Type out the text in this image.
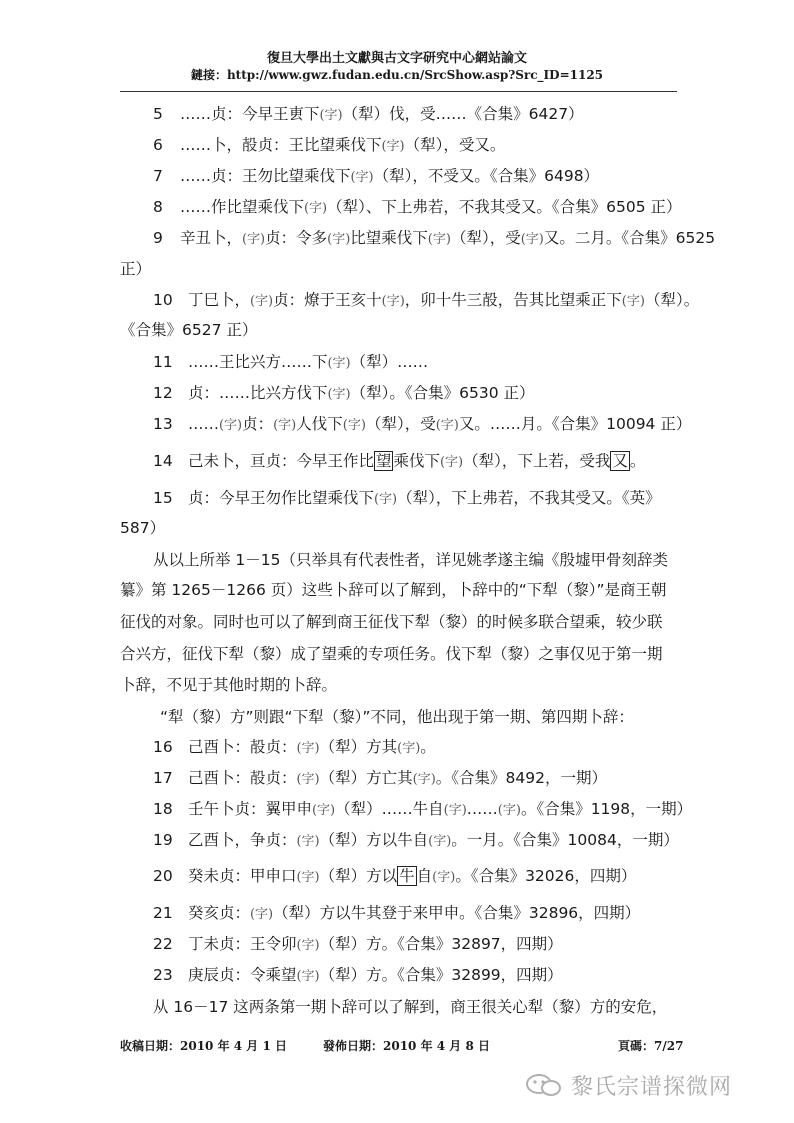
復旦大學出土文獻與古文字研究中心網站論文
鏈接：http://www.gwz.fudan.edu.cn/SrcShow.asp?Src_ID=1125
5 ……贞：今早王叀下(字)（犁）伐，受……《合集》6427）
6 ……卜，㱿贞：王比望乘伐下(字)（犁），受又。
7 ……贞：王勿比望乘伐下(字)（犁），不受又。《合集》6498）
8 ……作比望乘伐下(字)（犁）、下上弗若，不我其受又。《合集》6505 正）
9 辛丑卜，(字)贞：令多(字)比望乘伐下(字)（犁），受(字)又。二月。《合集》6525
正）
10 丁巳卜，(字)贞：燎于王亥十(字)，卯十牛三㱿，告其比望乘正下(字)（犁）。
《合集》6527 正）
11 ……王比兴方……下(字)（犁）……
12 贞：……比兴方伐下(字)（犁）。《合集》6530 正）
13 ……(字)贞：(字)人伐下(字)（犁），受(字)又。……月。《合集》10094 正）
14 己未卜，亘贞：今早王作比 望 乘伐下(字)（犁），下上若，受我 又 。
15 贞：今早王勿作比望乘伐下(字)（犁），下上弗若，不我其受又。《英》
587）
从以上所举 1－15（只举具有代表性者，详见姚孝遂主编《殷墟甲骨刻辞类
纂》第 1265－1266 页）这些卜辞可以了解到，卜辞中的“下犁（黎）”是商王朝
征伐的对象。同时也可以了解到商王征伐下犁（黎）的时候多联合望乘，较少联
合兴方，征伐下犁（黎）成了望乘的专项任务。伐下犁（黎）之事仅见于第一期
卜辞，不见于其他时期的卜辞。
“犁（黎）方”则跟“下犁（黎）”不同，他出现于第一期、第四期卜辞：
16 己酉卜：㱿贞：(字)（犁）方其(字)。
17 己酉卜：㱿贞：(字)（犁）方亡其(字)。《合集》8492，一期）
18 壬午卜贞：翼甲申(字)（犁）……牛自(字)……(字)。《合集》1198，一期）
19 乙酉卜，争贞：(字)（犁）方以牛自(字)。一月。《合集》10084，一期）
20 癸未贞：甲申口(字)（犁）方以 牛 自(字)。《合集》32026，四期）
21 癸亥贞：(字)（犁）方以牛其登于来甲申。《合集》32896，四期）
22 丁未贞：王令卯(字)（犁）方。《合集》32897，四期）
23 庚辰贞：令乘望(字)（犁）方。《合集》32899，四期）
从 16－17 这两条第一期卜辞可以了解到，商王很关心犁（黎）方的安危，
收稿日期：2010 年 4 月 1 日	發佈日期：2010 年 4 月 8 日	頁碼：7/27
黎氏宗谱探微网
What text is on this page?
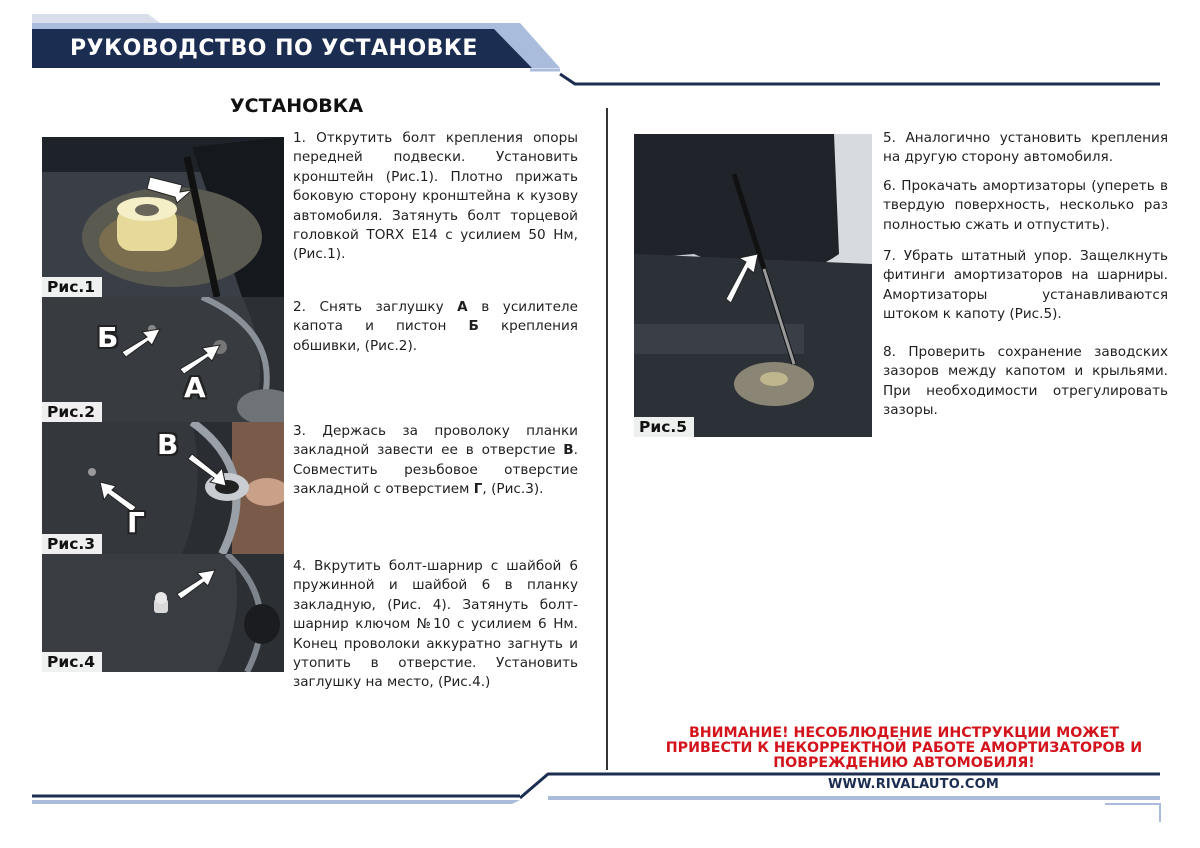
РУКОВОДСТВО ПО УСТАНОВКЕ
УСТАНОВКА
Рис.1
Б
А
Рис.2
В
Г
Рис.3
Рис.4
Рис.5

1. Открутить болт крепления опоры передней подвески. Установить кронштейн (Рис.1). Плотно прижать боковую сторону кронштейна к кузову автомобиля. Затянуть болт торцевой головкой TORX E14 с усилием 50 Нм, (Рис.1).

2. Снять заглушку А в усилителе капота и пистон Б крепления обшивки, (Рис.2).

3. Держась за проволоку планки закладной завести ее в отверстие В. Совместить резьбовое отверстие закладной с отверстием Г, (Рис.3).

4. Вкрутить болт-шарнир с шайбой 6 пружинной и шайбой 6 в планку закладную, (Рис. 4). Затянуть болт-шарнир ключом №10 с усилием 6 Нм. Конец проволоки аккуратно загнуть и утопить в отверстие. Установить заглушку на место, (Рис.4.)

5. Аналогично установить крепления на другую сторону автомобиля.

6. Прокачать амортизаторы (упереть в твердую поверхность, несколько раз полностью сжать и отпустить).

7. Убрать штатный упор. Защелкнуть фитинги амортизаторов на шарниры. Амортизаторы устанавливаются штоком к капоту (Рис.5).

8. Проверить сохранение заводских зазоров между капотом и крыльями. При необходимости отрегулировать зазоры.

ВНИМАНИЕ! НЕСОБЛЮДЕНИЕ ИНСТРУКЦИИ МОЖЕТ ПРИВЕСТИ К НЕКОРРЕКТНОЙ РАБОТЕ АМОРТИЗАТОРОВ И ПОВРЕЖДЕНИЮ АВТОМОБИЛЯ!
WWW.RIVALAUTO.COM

—————

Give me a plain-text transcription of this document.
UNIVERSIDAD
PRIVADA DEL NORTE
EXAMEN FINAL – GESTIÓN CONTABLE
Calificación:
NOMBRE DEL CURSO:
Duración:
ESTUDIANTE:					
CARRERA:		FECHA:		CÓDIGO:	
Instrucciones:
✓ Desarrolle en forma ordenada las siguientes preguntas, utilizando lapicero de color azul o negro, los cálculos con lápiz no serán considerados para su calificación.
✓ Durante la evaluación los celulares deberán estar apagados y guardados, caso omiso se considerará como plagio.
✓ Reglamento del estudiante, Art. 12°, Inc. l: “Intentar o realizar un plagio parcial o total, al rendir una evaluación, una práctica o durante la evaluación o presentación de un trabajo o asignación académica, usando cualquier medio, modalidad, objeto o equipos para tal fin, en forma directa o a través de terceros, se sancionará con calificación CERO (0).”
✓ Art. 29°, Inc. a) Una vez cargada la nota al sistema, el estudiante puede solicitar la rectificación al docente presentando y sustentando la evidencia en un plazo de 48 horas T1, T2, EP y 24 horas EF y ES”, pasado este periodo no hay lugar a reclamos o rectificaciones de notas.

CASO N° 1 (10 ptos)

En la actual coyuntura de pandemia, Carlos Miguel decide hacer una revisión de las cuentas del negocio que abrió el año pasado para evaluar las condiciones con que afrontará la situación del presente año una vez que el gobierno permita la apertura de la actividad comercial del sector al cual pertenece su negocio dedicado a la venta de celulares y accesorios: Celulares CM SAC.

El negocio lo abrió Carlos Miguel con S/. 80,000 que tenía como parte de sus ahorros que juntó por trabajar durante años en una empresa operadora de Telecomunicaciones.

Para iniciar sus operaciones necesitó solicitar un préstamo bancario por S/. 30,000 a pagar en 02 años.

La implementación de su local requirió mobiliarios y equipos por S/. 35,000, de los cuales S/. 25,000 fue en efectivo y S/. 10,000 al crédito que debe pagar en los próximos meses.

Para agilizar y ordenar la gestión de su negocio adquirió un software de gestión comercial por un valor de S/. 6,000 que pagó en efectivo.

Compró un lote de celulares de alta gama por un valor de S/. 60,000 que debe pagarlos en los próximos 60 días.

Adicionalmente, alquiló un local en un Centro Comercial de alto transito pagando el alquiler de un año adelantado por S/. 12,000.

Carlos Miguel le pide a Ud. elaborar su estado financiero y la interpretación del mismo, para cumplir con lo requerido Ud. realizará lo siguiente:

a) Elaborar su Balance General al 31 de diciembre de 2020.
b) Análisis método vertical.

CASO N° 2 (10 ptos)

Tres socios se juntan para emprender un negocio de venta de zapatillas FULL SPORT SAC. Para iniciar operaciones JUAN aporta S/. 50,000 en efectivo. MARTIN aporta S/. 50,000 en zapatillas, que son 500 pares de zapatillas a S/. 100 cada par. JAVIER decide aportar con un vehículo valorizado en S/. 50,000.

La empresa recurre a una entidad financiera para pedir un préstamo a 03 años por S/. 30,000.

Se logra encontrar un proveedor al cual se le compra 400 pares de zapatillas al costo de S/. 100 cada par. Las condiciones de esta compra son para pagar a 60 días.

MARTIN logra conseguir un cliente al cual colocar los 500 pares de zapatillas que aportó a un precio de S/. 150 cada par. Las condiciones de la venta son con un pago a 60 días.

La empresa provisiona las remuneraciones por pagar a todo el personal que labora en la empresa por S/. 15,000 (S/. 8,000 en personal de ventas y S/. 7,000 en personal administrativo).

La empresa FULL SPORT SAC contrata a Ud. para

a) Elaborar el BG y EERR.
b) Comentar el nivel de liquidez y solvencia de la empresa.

—————

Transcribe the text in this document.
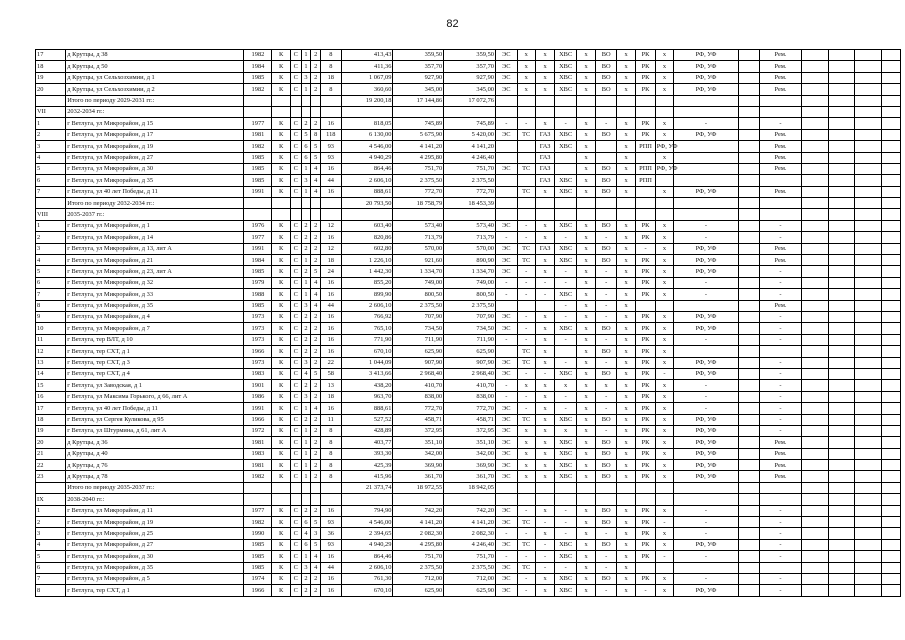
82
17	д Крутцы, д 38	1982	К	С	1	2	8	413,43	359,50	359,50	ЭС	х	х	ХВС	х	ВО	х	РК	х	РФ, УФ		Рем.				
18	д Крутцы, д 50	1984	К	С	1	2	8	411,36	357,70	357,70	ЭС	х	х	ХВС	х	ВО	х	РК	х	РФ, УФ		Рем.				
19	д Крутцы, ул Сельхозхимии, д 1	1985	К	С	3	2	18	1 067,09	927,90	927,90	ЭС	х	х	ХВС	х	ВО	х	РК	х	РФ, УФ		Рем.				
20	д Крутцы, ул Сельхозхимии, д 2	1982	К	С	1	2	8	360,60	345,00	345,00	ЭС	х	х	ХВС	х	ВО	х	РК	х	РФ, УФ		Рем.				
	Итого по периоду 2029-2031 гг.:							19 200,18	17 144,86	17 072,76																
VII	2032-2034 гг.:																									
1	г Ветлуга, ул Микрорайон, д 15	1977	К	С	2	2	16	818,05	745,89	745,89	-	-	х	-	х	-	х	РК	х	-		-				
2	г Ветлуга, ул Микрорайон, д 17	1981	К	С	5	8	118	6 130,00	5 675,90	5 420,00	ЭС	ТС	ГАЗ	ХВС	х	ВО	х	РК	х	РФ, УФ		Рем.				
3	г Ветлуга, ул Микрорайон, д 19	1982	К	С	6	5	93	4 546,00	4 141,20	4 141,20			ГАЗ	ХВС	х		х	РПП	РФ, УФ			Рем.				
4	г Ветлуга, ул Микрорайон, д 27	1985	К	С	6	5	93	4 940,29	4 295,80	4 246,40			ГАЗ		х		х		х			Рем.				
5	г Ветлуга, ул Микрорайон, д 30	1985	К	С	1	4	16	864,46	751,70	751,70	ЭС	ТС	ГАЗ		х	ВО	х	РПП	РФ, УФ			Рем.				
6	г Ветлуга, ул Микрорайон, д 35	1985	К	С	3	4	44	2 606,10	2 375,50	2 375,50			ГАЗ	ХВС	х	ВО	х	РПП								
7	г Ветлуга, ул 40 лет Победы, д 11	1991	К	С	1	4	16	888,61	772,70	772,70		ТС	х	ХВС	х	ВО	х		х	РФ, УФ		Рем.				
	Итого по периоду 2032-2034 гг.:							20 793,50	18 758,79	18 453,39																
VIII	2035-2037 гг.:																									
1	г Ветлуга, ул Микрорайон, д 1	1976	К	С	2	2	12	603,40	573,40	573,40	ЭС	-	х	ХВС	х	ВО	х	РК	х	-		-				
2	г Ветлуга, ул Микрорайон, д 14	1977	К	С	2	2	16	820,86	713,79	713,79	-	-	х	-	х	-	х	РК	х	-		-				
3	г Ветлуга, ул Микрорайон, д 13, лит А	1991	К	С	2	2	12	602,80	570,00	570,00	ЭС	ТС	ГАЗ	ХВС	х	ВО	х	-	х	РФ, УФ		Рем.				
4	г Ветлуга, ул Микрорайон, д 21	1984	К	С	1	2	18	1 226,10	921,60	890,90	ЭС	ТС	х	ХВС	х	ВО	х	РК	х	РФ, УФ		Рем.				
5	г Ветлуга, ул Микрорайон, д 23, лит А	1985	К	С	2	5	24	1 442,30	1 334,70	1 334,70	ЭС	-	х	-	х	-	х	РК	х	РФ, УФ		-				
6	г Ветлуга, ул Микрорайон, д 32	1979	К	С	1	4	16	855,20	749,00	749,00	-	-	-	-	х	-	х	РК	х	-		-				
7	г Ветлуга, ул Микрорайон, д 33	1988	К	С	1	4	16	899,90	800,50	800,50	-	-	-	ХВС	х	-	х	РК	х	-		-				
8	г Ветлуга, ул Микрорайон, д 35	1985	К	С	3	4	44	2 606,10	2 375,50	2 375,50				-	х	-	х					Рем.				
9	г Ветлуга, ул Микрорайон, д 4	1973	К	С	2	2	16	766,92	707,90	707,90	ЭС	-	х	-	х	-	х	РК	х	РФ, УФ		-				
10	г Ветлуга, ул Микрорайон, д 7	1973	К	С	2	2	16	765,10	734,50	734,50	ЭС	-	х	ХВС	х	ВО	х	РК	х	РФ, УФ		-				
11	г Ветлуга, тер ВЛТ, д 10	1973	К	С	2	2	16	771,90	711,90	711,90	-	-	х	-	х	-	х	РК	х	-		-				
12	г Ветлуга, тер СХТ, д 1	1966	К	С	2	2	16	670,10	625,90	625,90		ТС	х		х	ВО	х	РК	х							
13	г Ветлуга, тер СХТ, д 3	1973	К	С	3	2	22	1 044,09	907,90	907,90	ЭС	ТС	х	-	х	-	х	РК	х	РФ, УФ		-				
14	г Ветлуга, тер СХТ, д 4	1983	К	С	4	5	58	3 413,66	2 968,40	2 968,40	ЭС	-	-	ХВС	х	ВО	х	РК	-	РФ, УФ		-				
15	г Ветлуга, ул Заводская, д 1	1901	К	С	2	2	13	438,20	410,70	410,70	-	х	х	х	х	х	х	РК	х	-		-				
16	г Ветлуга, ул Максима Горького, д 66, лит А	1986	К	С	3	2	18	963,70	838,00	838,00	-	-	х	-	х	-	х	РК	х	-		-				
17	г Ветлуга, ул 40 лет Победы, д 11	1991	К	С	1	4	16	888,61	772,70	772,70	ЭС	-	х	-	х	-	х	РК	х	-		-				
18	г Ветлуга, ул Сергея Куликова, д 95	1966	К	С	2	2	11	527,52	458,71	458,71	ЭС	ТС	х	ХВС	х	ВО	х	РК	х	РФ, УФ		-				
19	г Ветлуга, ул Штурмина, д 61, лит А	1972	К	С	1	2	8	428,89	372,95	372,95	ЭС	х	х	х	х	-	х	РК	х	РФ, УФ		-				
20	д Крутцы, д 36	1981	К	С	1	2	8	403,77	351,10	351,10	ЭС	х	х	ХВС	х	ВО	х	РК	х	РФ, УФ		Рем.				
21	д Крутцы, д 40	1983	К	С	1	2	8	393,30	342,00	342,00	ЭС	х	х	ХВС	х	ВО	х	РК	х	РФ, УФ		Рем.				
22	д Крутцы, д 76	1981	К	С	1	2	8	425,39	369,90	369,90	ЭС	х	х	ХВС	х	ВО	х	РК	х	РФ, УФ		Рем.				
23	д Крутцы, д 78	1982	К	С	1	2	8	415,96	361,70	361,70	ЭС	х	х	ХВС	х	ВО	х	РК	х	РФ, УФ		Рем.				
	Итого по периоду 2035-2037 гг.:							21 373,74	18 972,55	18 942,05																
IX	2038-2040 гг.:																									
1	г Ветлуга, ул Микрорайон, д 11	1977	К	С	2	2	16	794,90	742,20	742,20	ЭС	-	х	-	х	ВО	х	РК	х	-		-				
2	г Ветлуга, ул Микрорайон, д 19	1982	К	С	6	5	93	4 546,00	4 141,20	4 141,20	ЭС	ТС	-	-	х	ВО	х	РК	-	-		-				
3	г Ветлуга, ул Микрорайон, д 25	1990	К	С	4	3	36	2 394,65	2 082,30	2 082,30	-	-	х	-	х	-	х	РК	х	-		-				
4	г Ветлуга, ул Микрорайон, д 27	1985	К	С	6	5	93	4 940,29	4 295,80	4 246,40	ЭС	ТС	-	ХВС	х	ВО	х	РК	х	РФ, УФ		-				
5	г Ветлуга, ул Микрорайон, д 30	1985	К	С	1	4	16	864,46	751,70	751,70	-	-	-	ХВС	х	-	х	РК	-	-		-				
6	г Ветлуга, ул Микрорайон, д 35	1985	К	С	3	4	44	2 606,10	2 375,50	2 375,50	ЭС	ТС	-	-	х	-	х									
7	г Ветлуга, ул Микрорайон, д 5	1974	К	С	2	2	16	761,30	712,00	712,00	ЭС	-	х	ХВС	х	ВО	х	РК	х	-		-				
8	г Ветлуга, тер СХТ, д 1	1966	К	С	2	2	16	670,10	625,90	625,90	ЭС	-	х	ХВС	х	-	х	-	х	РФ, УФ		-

—————

§ **Set problem**
Copy out all lines where the word "días" appears.

§ **Finished exercise**
Compró un lote de celulares de alta gama por un valor de S/. 60,000 que debe pagarlos en los próximos 60 días.
Se logra encontrar un proveedor al cual se le compra 400 pares de zapatillas al costo de S/. 100 cada par. Las condiciones de esta compra son para pagar a 60 días.
MARTIN logra conseguir un cliente al cual colocar los 500 pares de zapatillas que aportó a un precio de S/. 150 cada par. Las condiciones de la venta son con un pago a 60 días.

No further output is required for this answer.